▶ Given records:
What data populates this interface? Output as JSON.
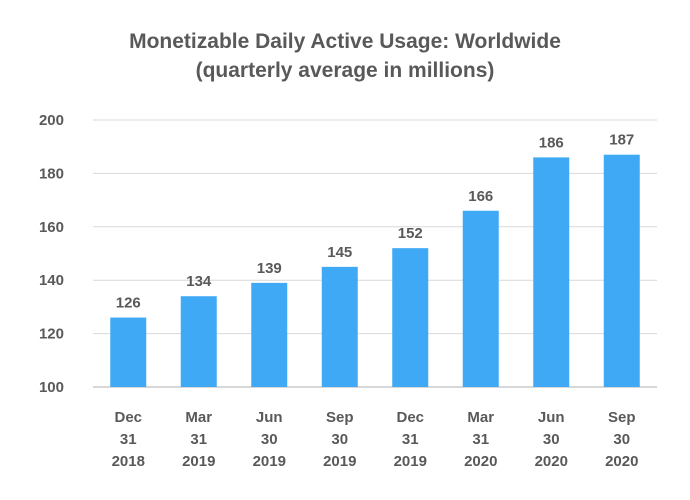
{
  "chart_data": {
    "type": "bar",
    "title": "Monetizable Daily Active Usage: Worldwide",
    "subtitle": "(quarterly average in millions)",
    "categories": [
      [
        "Dec",
        "31",
        "2018"
      ],
      [
        "Mar",
        "31",
        "2019"
      ],
      [
        "Jun",
        "30",
        "2019"
      ],
      [
        "Sep",
        "30",
        "2019"
      ],
      [
        "Dec",
        "31",
        "2019"
      ],
      [
        "Mar",
        "31",
        "2020"
      ],
      [
        "Jun",
        "30",
        "2020"
      ],
      [
        "Sep",
        "30",
        "2020"
      ]
    ],
    "values": [
      126,
      134,
      139,
      145,
      152,
      166,
      186,
      187
    ],
    "ylim": [
      100,
      200
    ],
    "yticks": [
      100,
      120,
      140,
      160,
      180,
      200
    ],
    "xlabel": "",
    "ylabel": "",
    "grid": true,
    "legend": "none",
    "bar_color": "#3fa9f5",
    "text_color": "#595959"
  }
}
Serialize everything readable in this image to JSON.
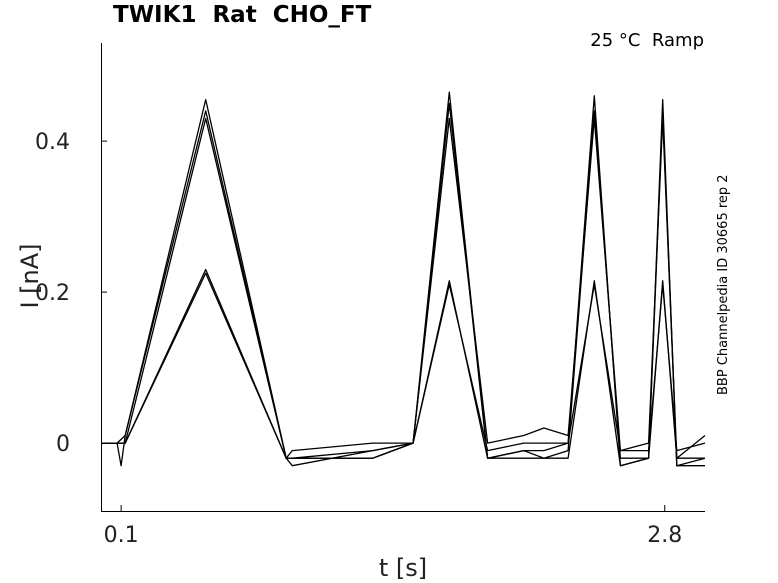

▶ To do:
Copy out every line from the data above that has "JSON" in it.

▶ Written solution:
What data populates this interface? Output as JSON.
Serialize everything readable in this image to JSON.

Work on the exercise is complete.